Begin
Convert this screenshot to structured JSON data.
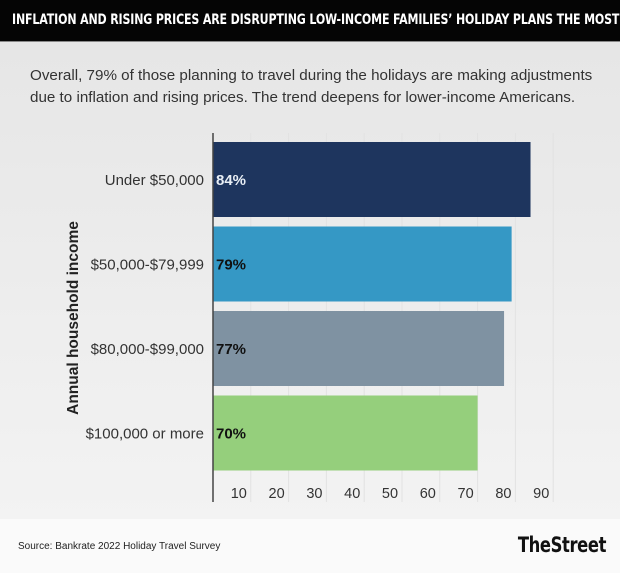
{
  "header": {
    "title": "INFLATION AND RISING PRICES ARE DISRUPTING LOW-INCOME FAMILIES’ HOLIDAY PLANS THE MOST"
  },
  "subtitle": "Overall, 79% of those planning to travel during the holidays are making adjustments due to inflation and rising prices. The trend deepens for lower-income Americans.",
  "footer": {
    "source": "Source: Bankrate 2022 Holiday Travel Survey",
    "logo": "TheStreet"
  },
  "chart_data": {
    "type": "bar",
    "orientation": "horizontal",
    "title": "INFLATION AND RISING PRICES ARE DISRUPTING LOW-INCOME FAMILIES’ HOLIDAY PLANS THE MOST",
    "ylabel": "Annual household income",
    "xlabel": "",
    "categories": [
      "Under $50,000",
      "$50,000-$79,999",
      "$80,000-$99,000",
      "$100,000 or more"
    ],
    "values": [
      84,
      79,
      77,
      70
    ],
    "data_labels": [
      "84%",
      "79%",
      "77%",
      "70%"
    ],
    "colors": [
      "#1e355e",
      "#3598c5",
      "#7f92a2",
      "#95cf7c"
    ],
    "label_colors": [
      "#e8eef5",
      "#111111",
      "#111111",
      "#111111"
    ],
    "xlim": [
      0,
      90
    ],
    "xticks": [
      10,
      20,
      30,
      40,
      50,
      60,
      70,
      80,
      90
    ],
    "xtick_labels": [
      "10",
      "20",
      "30",
      "40",
      "50",
      "60",
      "70",
      "80",
      "90"
    ],
    "grid": true
  }
}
End
— Set problem —
All records should be output exactly, with the pictures left out.

— Solution to the problem —
Convert this screenshot to structured JSON data.
{
  "header": {
    "title": "INFLATION AND RISING PRICES ARE DISRUPTING LOW-INCOME FAMILIES’ HOLIDAY PLANS THE MOST"
  },
  "subtitle": "Overall, 79% of those planning to travel during the holidays are making adjustments due to inflation and rising prices. The trend deepens for lower-income Americans.",
  "footer": {
    "source": "Source: Bankrate 2022 Holiday Travel Survey",
    "logo": "TheStreet"
  },
  "chart_data": {
    "type": "bar",
    "orientation": "horizontal",
    "title": "INFLATION AND RISING PRICES ARE DISRUPTING LOW-INCOME FAMILIES’ HOLIDAY PLANS THE MOST",
    "ylabel": "Annual household income",
    "xlabel": "",
    "categories": [
      "Under $50,000",
      "$50,000-$79,999",
      "$80,000-$99,000",
      "$100,000 or more"
    ],
    "values": [
      84,
      79,
      77,
      70
    ],
    "data_labels": [
      "84%",
      "79%",
      "77%",
      "70%"
    ],
    "colors": [
      "#1e355e",
      "#3598c5",
      "#7f92a2",
      "#95cf7c"
    ],
    "label_colors": [
      "#e8eef5",
      "#111111",
      "#111111",
      "#111111"
    ],
    "xlim": [
      0,
      90
    ],
    "xticks": [
      10,
      20,
      30,
      40,
      50,
      60,
      70,
      80,
      90
    ],
    "xtick_labels": [
      "10",
      "20",
      "30",
      "40",
      "50",
      "60",
      "70",
      "80",
      "90"
    ],
    "grid": true
  }
}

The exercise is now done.